Task goal:
Every entry must be repeated exactly. Exclude all pictures.

Records for the task:

....................

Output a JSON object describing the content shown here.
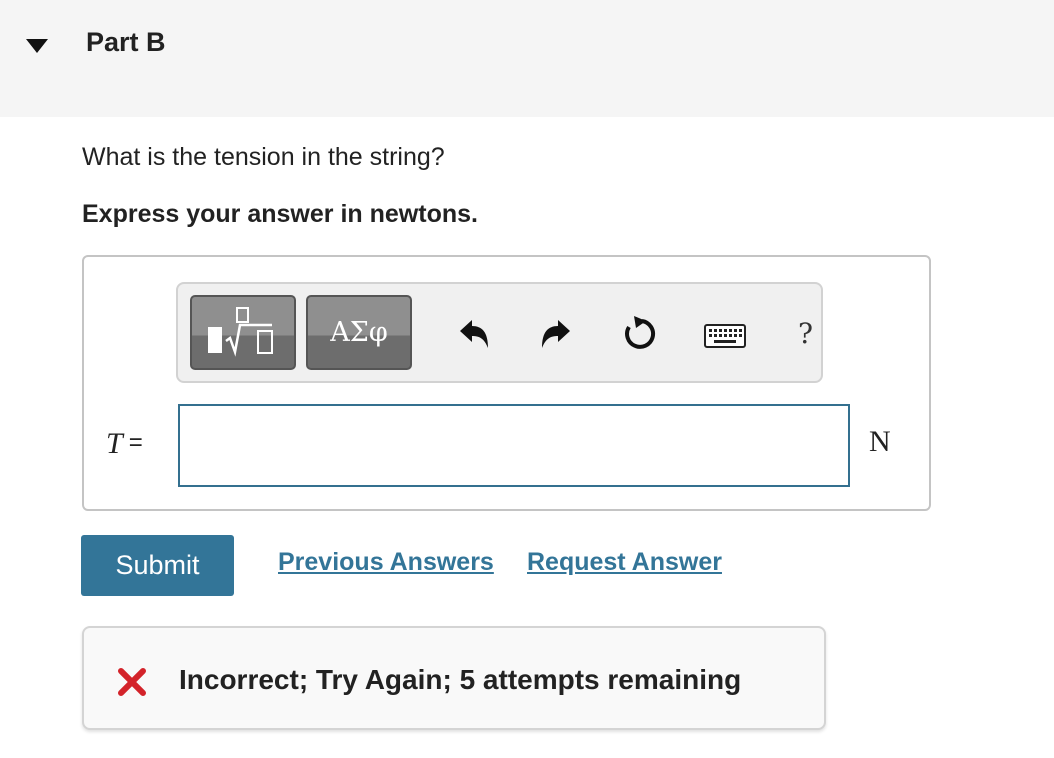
{
  "part": {
    "title": "Part B",
    "toggle_icon": "caret-down-icon"
  },
  "question": {
    "text": "What is the tension in the string?",
    "instruction": "Express your answer in newtons."
  },
  "toolbar": {
    "templates_icon": "templates-icon",
    "symbols_label": "ΑΣφ",
    "undo_icon": "undo-icon",
    "redo_icon": "redo-icon",
    "reset_icon": "reset-icon",
    "keyboard_icon": "keyboard-icon",
    "help_label": "?"
  },
  "answer": {
    "variable": "T",
    "equals": "=",
    "value": "",
    "unit": "N"
  },
  "actions": {
    "submit_label": "Submit",
    "previous_answers_label": "Previous Answers",
    "request_answer_label": "Request Answer"
  },
  "feedback": {
    "icon": "x-icon",
    "message": "Incorrect; Try Again; 5 attempts remaining",
    "color": "#d3232a"
  },
  "colors": {
    "accent": "#337598",
    "header_bg": "#f5f5f5",
    "input_border": "#34708f"
  }
}
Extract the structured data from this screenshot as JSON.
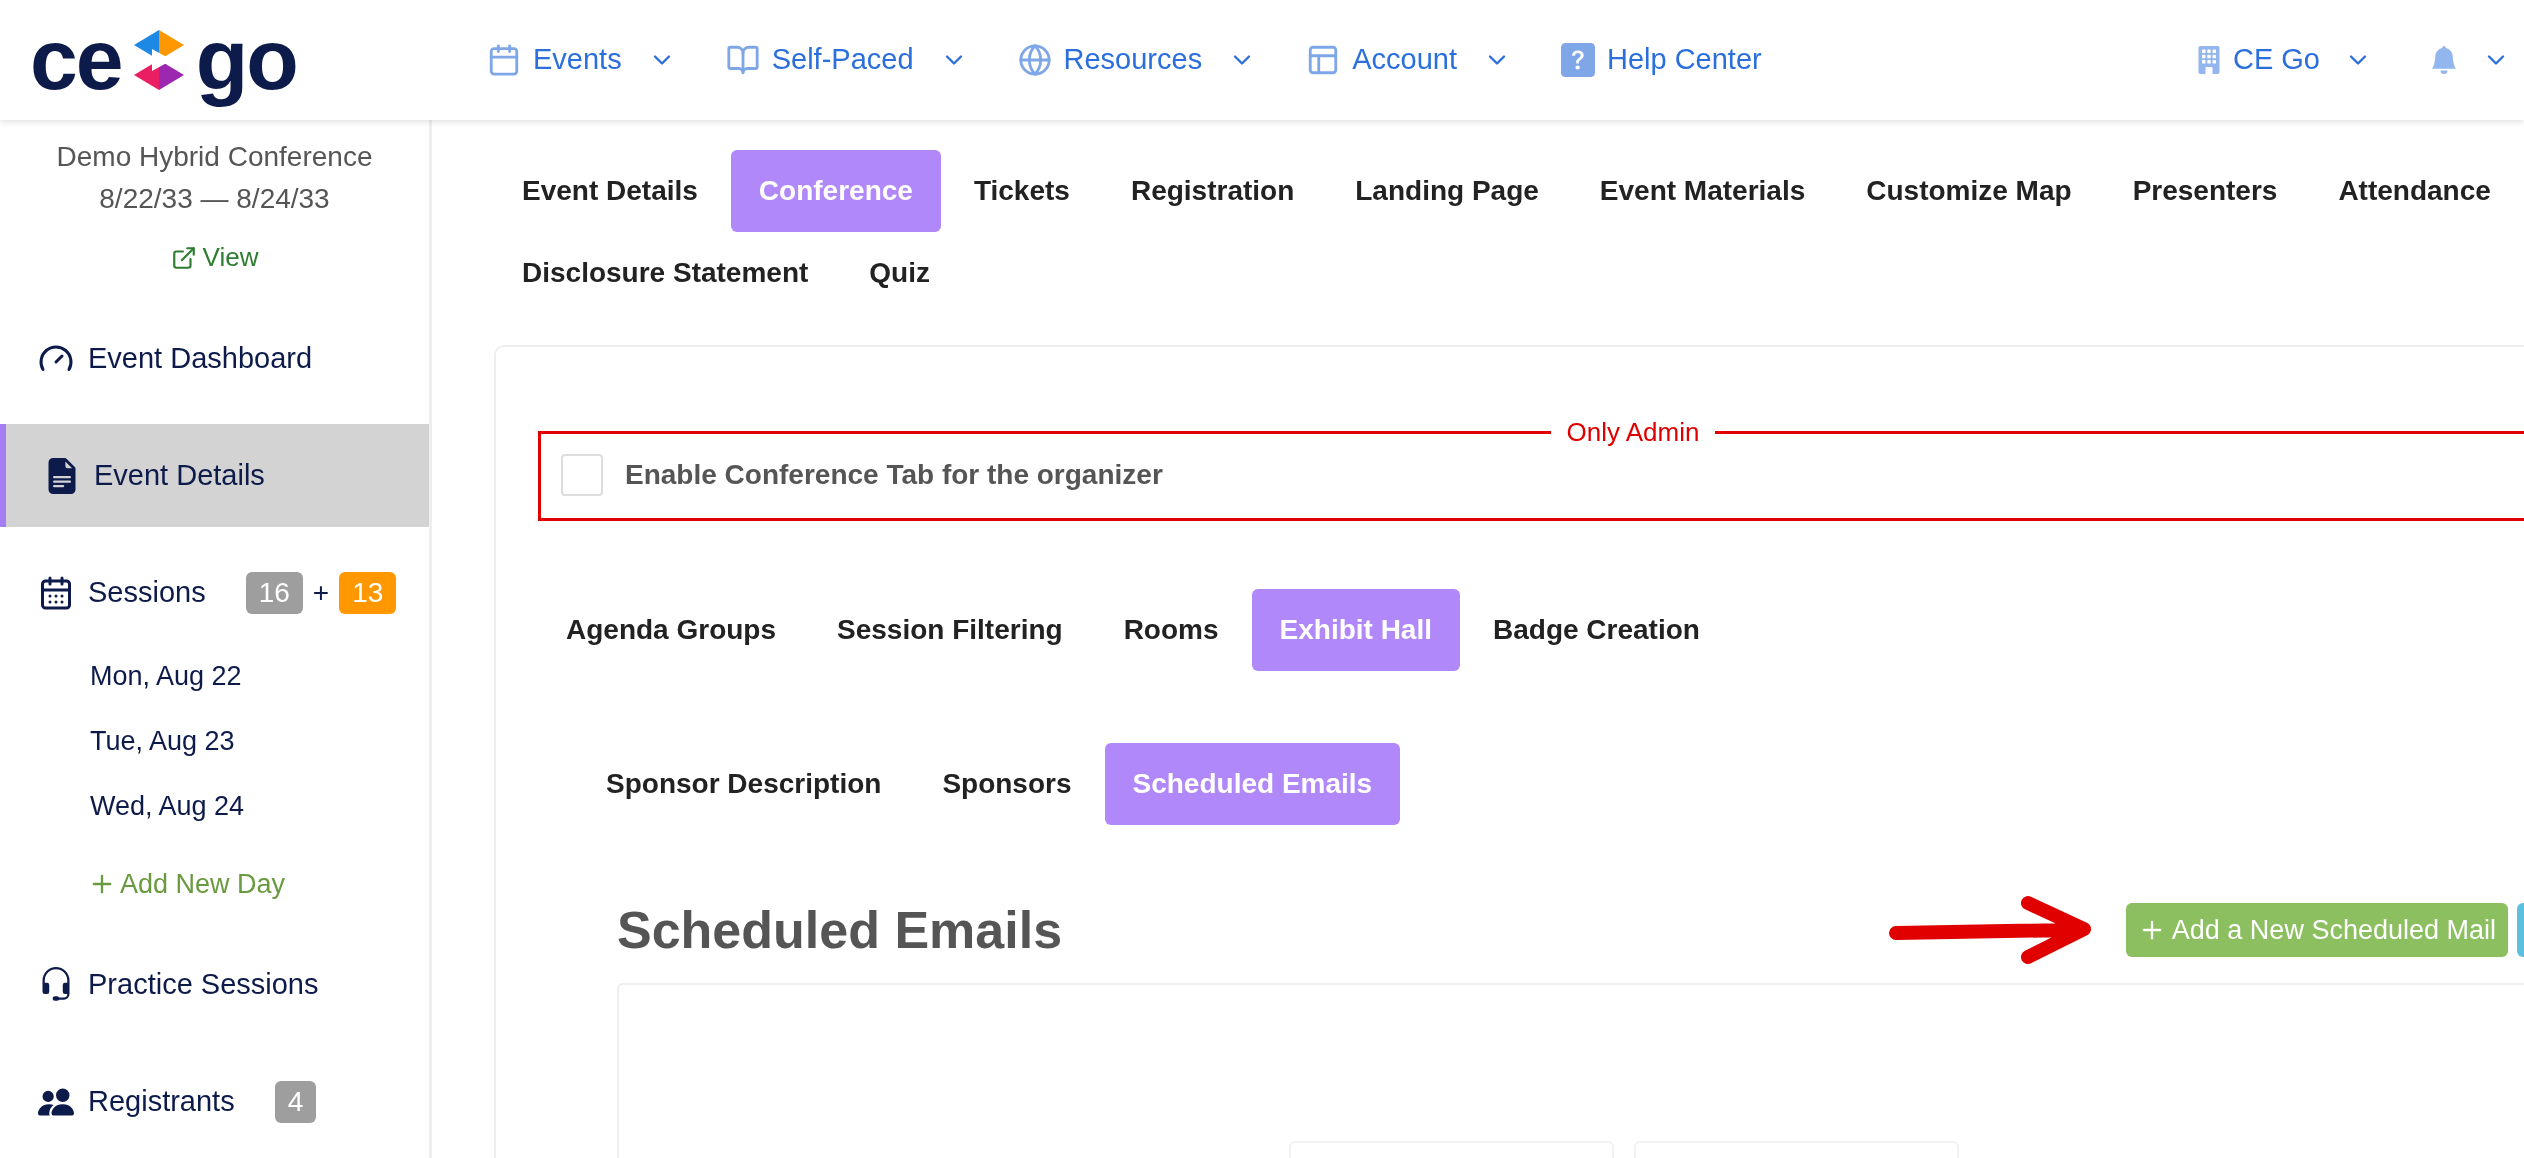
{
  "logo": {
    "left": "ce",
    "right": "go"
  },
  "nav": [
    {
      "label": "Events",
      "has_menu": true
    },
    {
      "label": "Self-Paced",
      "has_menu": true
    },
    {
      "label": "Resources",
      "has_menu": true
    },
    {
      "label": "Account",
      "has_menu": true
    },
    {
      "label": "Help Center",
      "has_menu": false
    }
  ],
  "org_menu": {
    "label": "CE Go"
  },
  "event": {
    "title": "Demo Hybrid Conference",
    "dates": "8/22/33 — 8/24/33",
    "view_link": "View"
  },
  "sidebar": {
    "items": [
      {
        "label": "Event Dashboard",
        "selected": false
      },
      {
        "label": "Event Details",
        "selected": true
      },
      {
        "label": "Sessions",
        "selected": false,
        "badges": [
          {
            "text": "16",
            "color": "#9e9e9e"
          },
          {
            "text": "+",
            "kind": "separator"
          },
          {
            "text": "13",
            "color": "#ff9800"
          }
        ],
        "children": [
          {
            "label": "Mon, Aug 22",
            "kind": "day"
          },
          {
            "label": "Tue, Aug 23",
            "kind": "day"
          },
          {
            "label": "Wed, Aug 24",
            "kind": "day"
          },
          {
            "label": "Add New Day",
            "kind": "add"
          }
        ]
      },
      {
        "label": "Practice Sessions",
        "selected": false
      },
      {
        "label": "Registrants",
        "selected": false,
        "badges": [
          {
            "text": "4",
            "color": "#9e9e9e"
          }
        ]
      }
    ]
  },
  "tab_rows": [
    [
      {
        "label": "Event Details",
        "selected": false
      },
      {
        "label": "Conference",
        "selected": true
      },
      {
        "label": "Tickets",
        "selected": false
      },
      {
        "label": "Registration",
        "selected": false
      },
      {
        "label": "Landing Page",
        "selected": false
      },
      {
        "label": "Event Materials",
        "selected": false
      },
      {
        "label": "Customize Map",
        "selected": false
      },
      {
        "label": "Presenters",
        "selected": false
      },
      {
        "label": "Attendance",
        "selected": false
      }
    ],
    [
      {
        "label": "Disclosure Statement",
        "selected": false
      },
      {
        "label": "Quiz",
        "selected": false
      }
    ]
  ],
  "admin_box": {
    "legend": "Only Admin",
    "checkbox": {
      "label": "Enable Conference Tab for the organizer",
      "checked": false
    }
  },
  "subtabs": [
    {
      "label": "Agenda Groups",
      "selected": false
    },
    {
      "label": "Session Filtering",
      "selected": false
    },
    {
      "label": "Rooms",
      "selected": false
    },
    {
      "label": "Exhibit Hall",
      "selected": true
    },
    {
      "label": "Badge Creation",
      "selected": false
    }
  ],
  "exhibit_tabs": [
    {
      "label": "Sponsor Description",
      "selected": false
    },
    {
      "label": "Sponsors",
      "selected": false
    },
    {
      "label": "Scheduled Emails",
      "selected": true
    }
  ],
  "section": {
    "heading": "Scheduled Emails",
    "add_button": "Add a New Scheduled Mail"
  }
}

....................

Finished exercise:
Output a JSON object describing the content shown here.
{
  "part": {
    "title": "Part B",
    "toggle_icon": "caret-down-icon"
  },
  "question": {
    "text": "What is the tension in the string?",
    "instruction": "Express your answer in newtons."
  },
  "toolbar": {
    "templates_icon": "templates-icon",
    "symbols_label": "ΑΣφ",
    "undo_icon": "undo-icon",
    "redo_icon": "redo-icon",
    "reset_icon": "reset-icon",
    "keyboard_icon": "keyboard-icon",
    "help_label": "?"
  },
  "answer": {
    "variable": "T",
    "equals": "=",
    "value": "",
    "unit": "N"
  },
  "actions": {
    "submit_label": "Submit",
    "previous_answers_label": "Previous Answers",
    "request_answer_label": "Request Answer"
  },
  "feedback": {
    "icon": "x-icon",
    "message": "Incorrect; Try Again; 5 attempts remaining",
    "color": "#d3232a"
  },
  "colors": {
    "accent": "#337598",
    "header_bg": "#f5f5f5",
    "input_border": "#34708f"
  }
}
Extract the structured data from this screenshot as JSON.
{
  "logo": {
    "left": "ce",
    "right": "go"
  },
  "nav": [
    {
      "label": "Events",
      "has_menu": true
    },
    {
      "label": "Self-Paced",
      "has_menu": true
    },
    {
      "label": "Resources",
      "has_menu": true
    },
    {
      "label": "Account",
      "has_menu": true
    },
    {
      "label": "Help Center",
      "has_menu": false
    }
  ],
  "org_menu": {
    "label": "CE Go"
  },
  "event": {
    "title": "Demo Hybrid Conference",
    "dates": "8/22/33 — 8/24/33",
    "view_link": "View"
  },
  "sidebar": {
    "items": [
      {
        "label": "Event Dashboard",
        "selected": false
      },
      {
        "label": "Event Details",
        "selected": true
      },
      {
        "label": "Sessions",
        "selected": false,
        "badges": [
          {
            "text": "16",
            "color": "#9e9e9e"
          },
          {
            "text": "+",
            "kind": "separator"
          },
          {
            "text": "13",
            "color": "#ff9800"
          }
        ],
        "children": [
          {
            "label": "Mon, Aug 22",
            "kind": "day"
          },
          {
            "label": "Tue, Aug 23",
            "kind": "day"
          },
          {
            "label": "Wed, Aug 24",
            "kind": "day"
          },
          {
            "label": "Add New Day",
            "kind": "add"
          }
        ]
      },
      {
        "label": "Practice Sessions",
        "selected": false
      },
      {
        "label": "Registrants",
        "selected": false,
        "badges": [
          {
            "text": "4",
            "color": "#9e9e9e"
          }
        ]
      }
    ]
  },
  "tab_rows": [
    [
      {
        "label": "Event Details",
        "selected": false
      },
      {
        "label": "Conference",
        "selected": true
      },
      {
        "label": "Tickets",
        "selected": false
      },
      {
        "label": "Registration",
        "selected": false
      },
      {
        "label": "Landing Page",
        "selected": false
      },
      {
        "label": "Event Materials",
        "selected": false
      },
      {
        "label": "Customize Map",
        "selected": false
      },
      {
        "label": "Presenters",
        "selected": false
      },
      {
        "label": "Attendance",
        "selected": false
      }
    ],
    [
      {
        "label": "Disclosure Statement",
        "selected": false
      },
      {
        "label": "Quiz",
        "selected": false
      }
    ]
  ],
  "admin_box": {
    "legend": "Only Admin",
    "checkbox": {
      "label": "Enable Conference Tab for the organizer",
      "checked": false
    }
  },
  "subtabs": [
    {
      "label": "Agenda Groups",
      "selected": false
    },
    {
      "label": "Session Filtering",
      "selected": false
    },
    {
      "label": "Rooms",
      "selected": false
    },
    {
      "label": "Exhibit Hall",
      "selected": true
    },
    {
      "label": "Badge Creation",
      "selected": false
    }
  ],
  "exhibit_tabs": [
    {
      "label": "Sponsor Description",
      "selected": false
    },
    {
      "label": "Sponsors",
      "selected": false
    },
    {
      "label": "Scheduled Emails",
      "selected": true
    }
  ],
  "section": {
    "heading": "Scheduled Emails",
    "add_button": "Add a New Scheduled Mail"
  }
}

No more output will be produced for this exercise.